Below is a listing. Gather each line of it that contains "name".
+++ Records for the exercise
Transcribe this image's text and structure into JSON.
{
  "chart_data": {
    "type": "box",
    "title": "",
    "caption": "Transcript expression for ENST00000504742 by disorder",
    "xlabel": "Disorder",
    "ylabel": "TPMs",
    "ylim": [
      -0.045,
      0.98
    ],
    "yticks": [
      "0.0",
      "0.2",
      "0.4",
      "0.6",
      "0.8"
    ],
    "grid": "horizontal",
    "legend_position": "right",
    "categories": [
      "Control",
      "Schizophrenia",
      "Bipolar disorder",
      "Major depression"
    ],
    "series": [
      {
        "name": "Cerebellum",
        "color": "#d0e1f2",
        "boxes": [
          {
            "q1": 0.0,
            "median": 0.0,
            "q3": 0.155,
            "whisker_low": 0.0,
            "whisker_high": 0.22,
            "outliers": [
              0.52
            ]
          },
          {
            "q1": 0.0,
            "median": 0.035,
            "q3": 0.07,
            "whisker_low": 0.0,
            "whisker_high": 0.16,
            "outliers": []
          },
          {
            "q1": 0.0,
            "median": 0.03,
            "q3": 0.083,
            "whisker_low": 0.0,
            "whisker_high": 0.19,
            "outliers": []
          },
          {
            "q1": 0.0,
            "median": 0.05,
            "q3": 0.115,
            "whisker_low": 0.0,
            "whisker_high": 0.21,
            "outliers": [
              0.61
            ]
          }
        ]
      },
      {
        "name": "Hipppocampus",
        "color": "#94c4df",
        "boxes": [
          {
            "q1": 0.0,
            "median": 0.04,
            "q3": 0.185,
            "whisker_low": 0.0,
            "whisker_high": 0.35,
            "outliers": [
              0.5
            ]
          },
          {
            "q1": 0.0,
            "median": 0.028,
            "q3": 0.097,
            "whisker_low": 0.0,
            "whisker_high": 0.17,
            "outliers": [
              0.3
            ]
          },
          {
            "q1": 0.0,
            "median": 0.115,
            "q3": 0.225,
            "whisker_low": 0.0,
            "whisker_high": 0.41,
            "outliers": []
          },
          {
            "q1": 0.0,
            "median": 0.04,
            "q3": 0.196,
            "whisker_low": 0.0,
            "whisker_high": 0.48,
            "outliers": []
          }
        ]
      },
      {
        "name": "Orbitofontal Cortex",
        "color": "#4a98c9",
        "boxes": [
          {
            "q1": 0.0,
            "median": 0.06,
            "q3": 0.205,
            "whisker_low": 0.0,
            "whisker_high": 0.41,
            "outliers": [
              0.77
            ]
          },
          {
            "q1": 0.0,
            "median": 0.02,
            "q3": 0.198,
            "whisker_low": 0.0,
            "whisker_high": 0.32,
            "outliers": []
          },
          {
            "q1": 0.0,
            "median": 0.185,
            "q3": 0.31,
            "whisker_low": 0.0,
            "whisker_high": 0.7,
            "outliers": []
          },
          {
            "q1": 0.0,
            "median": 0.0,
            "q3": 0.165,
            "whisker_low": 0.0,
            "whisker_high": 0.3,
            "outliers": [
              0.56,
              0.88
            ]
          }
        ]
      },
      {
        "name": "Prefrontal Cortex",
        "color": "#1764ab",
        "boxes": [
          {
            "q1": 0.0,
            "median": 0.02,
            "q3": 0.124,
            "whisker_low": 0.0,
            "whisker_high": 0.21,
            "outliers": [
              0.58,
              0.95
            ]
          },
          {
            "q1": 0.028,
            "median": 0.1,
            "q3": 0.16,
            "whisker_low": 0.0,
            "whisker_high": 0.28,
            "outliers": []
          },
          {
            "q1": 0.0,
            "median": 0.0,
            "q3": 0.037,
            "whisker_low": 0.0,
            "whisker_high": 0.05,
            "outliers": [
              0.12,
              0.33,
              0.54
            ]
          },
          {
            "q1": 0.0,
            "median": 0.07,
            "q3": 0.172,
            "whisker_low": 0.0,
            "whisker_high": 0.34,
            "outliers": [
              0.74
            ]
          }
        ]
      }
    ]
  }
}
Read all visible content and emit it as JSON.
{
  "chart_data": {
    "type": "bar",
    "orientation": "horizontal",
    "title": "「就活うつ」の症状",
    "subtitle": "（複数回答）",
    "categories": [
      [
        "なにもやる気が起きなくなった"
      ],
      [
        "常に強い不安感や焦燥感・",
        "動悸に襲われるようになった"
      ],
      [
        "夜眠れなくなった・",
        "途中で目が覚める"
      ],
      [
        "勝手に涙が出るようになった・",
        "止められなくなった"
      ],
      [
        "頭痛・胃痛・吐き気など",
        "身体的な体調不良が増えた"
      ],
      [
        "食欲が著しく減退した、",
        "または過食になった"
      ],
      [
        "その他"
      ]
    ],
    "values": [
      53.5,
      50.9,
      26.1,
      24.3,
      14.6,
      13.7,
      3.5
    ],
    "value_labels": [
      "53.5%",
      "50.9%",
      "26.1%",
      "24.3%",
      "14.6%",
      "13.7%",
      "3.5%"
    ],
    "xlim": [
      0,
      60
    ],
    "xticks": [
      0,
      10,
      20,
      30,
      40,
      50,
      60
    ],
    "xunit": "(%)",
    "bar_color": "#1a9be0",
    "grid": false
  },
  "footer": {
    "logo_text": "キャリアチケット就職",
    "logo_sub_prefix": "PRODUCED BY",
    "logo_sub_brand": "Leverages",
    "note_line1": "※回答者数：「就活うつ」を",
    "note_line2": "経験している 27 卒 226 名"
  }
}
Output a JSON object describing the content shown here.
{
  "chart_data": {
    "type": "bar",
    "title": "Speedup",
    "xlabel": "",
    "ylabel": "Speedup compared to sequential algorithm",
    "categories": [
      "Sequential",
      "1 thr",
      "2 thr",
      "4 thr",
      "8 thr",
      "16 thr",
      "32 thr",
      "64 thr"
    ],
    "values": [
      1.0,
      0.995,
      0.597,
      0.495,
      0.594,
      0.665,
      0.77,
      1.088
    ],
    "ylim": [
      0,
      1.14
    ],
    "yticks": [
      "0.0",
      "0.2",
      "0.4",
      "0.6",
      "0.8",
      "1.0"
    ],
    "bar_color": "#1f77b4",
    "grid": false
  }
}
++++++
Written response>
        "name": "Cerebellum",
        "name": "Hipppocampus",
        "name": "Orbitofontal Cortex",
        "name": "Prefrontal Cortex",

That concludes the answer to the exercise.